## Your task:
The listing must be reproduced in full, exactly as it stands.

[Extracted data entries]
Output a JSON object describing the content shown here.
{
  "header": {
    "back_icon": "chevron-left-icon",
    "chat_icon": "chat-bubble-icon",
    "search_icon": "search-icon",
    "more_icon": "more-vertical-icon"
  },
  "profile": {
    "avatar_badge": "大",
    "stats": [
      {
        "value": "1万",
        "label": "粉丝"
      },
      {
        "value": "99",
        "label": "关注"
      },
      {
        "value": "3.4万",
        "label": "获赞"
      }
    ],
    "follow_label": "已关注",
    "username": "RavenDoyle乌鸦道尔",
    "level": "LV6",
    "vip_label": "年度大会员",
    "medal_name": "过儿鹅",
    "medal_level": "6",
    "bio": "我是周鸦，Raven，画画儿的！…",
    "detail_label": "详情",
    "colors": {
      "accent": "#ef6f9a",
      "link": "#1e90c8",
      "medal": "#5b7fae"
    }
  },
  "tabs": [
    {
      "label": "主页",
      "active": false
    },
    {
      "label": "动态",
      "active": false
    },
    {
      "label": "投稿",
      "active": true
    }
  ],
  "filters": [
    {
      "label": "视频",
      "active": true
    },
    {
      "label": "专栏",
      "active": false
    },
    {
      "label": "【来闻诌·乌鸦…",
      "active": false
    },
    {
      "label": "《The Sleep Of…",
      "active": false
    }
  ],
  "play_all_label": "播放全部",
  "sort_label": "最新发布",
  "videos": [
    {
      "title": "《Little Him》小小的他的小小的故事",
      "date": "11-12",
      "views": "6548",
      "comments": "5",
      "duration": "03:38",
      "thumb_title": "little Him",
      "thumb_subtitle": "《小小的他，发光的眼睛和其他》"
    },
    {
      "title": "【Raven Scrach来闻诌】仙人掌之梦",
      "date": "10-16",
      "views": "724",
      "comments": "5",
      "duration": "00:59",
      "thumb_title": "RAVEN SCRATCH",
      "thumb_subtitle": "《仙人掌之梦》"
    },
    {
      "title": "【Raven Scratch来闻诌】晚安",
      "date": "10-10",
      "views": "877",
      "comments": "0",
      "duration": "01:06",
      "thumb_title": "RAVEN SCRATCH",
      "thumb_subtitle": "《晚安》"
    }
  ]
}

## Answer below:
Output a JSON object describing the content shown here.
{
  "header": {
    "back_icon": "chevron-left-icon",
    "chat_icon": "chat-bubble-icon",
    "search_icon": "search-icon",
    "more_icon": "more-vertical-icon"
  },
  "profile": {
    "avatar_badge": "大",
    "stats": [
      {
        "value": "1万",
        "label": "粉丝"
      },
      {
        "value": "99",
        "label": "关注"
      },
      {
        "value": "3.4万",
        "label": "获赞"
      }
    ],
    "follow_label": "已关注",
    "username": "RavenDoyle乌鸦道尔",
    "level": "LV6",
    "vip_label": "年度大会员",
    "medal_name": "过儿鹅",
    "medal_level": "6",
    "bio": "我是周鸦，Raven，画画儿的！…",
    "detail_label": "详情",
    "colors": {
      "accent": "#ef6f9a",
      "link": "#1e90c8",
      "medal": "#5b7fae"
    }
  },
  "tabs": [
    {
      "label": "主页",
      "active": false
    },
    {
      "label": "动态",
      "active": false
    },
    {
      "label": "投稿",
      "active": true
    }
  ],
  "filters": [
    {
      "label": "视频",
      "active": true
    },
    {
      "label": "专栏",
      "active": false
    },
    {
      "label": "【来闻诌·乌鸦…",
      "active": false
    },
    {
      "label": "《The Sleep Of…",
      "active": false
    }
  ],
  "play_all_label": "播放全部",
  "sort_label": "最新发布",
  "videos": [
    {
      "title": "《Little Him》小小的他的小小的故事",
      "date": "11-12",
      "views": "6548",
      "comments": "5",
      "duration": "03:38",
      "thumb_title": "little Him",
      "thumb_subtitle": "《小小的他，发光的眼睛和其他》"
    },
    {
      "title": "【Raven Scrach来闻诌】仙人掌之梦",
      "date": "10-16",
      "views": "724",
      "comments": "5",
      "duration": "00:59",
      "thumb_title": "RAVEN SCRATCH",
      "thumb_subtitle": "《仙人掌之梦》"
    },
    {
      "title": "【Raven Scratch来闻诌】晚安",
      "date": "10-10",
      "views": "877",
      "comments": "0",
      "duration": "01:06",
      "thumb_title": "RAVEN SCRATCH",
      "thumb_subtitle": "《晚安》"
    }
  ]
}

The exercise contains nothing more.